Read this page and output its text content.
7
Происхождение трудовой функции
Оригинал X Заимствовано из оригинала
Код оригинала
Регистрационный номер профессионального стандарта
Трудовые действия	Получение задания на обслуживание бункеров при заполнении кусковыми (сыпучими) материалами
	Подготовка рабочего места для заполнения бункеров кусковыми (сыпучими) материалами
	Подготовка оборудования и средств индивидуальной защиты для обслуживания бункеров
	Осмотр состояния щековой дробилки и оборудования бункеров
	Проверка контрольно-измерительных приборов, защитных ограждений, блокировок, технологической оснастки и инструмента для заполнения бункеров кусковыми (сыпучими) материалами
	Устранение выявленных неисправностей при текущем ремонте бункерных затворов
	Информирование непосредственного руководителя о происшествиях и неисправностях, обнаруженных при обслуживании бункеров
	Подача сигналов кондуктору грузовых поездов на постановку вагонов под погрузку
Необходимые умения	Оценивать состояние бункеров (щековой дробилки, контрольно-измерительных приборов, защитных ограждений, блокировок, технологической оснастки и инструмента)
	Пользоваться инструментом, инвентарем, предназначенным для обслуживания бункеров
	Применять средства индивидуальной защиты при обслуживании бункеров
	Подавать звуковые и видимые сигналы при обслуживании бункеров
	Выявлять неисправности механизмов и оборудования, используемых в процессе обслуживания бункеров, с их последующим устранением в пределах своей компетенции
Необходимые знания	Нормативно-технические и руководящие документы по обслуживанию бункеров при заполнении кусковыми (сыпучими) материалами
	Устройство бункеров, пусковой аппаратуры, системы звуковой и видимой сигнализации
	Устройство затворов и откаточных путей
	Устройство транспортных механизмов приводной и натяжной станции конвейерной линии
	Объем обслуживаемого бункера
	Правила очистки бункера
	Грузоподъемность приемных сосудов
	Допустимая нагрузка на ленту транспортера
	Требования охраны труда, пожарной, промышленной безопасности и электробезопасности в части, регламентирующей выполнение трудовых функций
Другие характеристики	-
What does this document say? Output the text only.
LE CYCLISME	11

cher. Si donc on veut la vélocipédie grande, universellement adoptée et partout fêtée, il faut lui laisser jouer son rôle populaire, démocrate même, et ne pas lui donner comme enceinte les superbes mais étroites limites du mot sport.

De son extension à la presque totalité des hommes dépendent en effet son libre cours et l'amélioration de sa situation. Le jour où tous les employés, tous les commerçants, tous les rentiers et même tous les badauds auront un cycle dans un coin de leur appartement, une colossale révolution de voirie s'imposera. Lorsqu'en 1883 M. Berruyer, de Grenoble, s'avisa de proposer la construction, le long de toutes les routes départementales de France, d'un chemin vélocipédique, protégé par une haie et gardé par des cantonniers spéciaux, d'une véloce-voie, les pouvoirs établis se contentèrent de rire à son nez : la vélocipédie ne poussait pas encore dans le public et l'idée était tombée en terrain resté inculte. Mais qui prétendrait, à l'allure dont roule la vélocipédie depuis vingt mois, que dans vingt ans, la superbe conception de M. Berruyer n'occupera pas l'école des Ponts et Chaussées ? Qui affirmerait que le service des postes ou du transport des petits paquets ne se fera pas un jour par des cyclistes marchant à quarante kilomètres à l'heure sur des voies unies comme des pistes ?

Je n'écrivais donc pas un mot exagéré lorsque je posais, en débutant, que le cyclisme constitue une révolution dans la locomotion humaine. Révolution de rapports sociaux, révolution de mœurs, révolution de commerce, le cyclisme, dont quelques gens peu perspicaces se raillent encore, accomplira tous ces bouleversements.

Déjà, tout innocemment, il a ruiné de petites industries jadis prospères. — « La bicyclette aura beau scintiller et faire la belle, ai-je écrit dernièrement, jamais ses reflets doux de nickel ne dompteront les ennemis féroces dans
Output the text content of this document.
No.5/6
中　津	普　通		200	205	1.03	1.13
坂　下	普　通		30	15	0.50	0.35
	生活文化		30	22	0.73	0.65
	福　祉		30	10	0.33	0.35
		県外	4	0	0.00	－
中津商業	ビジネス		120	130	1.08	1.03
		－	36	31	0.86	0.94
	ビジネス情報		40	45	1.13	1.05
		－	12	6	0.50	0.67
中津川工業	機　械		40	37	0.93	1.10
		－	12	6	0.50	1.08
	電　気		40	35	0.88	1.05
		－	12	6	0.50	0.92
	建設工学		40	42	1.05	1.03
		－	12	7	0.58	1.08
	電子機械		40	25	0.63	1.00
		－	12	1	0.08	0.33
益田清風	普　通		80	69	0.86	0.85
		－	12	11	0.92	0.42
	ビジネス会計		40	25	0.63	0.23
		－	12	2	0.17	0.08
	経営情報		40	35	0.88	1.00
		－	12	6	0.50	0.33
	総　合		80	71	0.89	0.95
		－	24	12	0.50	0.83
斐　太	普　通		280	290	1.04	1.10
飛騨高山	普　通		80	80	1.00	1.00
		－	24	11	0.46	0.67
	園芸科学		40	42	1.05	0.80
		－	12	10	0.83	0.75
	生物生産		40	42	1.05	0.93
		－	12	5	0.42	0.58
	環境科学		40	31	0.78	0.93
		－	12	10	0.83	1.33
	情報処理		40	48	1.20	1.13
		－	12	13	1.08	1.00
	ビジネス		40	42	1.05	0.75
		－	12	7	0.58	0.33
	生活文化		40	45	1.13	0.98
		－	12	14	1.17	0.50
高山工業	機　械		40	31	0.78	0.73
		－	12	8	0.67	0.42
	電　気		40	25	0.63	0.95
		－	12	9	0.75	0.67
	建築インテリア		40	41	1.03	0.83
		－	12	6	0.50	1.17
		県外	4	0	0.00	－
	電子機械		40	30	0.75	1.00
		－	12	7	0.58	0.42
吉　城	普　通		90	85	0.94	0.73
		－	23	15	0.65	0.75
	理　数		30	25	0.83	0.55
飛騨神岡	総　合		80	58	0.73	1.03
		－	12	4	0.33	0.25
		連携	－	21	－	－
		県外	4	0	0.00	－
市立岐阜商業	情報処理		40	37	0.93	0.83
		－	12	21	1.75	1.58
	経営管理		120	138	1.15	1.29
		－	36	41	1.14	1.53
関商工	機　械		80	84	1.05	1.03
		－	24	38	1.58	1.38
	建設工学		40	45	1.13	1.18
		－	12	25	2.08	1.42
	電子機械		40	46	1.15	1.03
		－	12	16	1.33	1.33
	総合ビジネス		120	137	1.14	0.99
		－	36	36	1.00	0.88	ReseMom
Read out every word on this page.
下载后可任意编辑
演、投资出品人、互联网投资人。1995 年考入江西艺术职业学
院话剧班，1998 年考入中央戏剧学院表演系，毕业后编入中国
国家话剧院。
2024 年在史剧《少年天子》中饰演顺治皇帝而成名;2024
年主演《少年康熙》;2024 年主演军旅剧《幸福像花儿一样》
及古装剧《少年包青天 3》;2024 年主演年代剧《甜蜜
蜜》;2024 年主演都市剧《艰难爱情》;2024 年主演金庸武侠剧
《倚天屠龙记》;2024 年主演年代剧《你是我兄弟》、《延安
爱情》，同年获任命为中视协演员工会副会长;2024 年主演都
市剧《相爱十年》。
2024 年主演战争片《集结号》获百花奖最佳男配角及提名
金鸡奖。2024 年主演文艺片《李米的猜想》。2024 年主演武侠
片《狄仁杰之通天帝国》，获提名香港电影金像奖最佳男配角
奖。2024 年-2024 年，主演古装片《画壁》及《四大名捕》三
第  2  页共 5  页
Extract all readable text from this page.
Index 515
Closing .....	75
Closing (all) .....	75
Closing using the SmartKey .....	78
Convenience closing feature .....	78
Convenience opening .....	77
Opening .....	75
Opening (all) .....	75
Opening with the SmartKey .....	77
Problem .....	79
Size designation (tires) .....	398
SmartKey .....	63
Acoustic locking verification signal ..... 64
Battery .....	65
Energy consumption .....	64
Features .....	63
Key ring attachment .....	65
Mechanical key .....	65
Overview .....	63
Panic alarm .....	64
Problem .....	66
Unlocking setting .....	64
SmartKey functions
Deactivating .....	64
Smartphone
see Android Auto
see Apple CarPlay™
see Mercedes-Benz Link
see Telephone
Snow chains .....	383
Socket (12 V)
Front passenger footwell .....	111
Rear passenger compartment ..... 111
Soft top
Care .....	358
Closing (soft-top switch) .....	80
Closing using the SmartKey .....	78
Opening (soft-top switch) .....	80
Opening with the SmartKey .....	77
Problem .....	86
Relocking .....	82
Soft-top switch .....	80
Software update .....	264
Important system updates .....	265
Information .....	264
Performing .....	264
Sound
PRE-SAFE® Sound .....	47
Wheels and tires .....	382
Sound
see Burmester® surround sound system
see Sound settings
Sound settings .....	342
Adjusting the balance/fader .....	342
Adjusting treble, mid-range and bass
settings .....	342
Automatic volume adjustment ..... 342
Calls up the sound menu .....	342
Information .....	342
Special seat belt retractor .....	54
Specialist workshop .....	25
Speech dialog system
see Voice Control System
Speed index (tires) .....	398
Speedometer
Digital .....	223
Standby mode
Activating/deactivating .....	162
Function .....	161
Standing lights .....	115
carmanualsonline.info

━━━━━━━━━━━━━━━━━━━━

### Goal:
Only the lines from the one containing "Extract all readable text from this page." to the end of the records should be repeated, exactly as they appear.

### Solution to the exercise:
Extract all readable text from this page.
Index 515
Closing .....	75
Closing (all) .....	75
Closing using the SmartKey .....	78
Convenience closing feature .....	78
Convenience opening .....	77
Opening .....	75
Opening (all) .....	75
Opening with the SmartKey .....	77
Problem .....	79
Size designation (tires) .....	398
SmartKey .....	63
Acoustic locking verification signal ..... 64
Battery .....	65
Energy consumption .....	64
Features .....	63
Key ring attachment .....	65
Mechanical key .....	65
Overview .....	63
Panic alarm .....	64
Problem .....	66
Unlocking setting .....	64
SmartKey functions
Deactivating .....	64
Smartphone
see Android Auto
see Apple CarPlay™
see Mercedes-Benz Link
see Telephone
Snow chains .....	383
Socket (12 V)
Front passenger footwell .....	111
Rear passenger compartment ..... 111
Soft top
Care .....	358
Closing (soft-top switch) .....	80
Closing using the SmartKey .....	78
Opening (soft-top switch) .....	80
Opening with the SmartKey .....	77
Problem .....	86
Relocking .....	82
Soft-top switch .....	80
Software update .....	264
Important system updates .....	265
Information .....	264
Performing .....	264
Sound
PRE-SAFE® Sound .....	47
Wheels and tires .....	382
Sound
see Burmester® surround sound system
see Sound settings
Sound settings .....	342
Adjusting the balance/fader .....	342
Adjusting treble, mid-range and bass
settings .....	342
Automatic volume adjustment ..... 342
Calls up the sound menu .....	342
Information .....	342
Special seat belt retractor .....	54
Specialist workshop .....	25
Speech dialog system
see Voice Control System
Speed index (tires) .....	398
Speedometer
Digital .....	223
Standby mode
Activating/deactivating .....	162
Function .....	161
Standing lights .....	115
carmanualsonline.info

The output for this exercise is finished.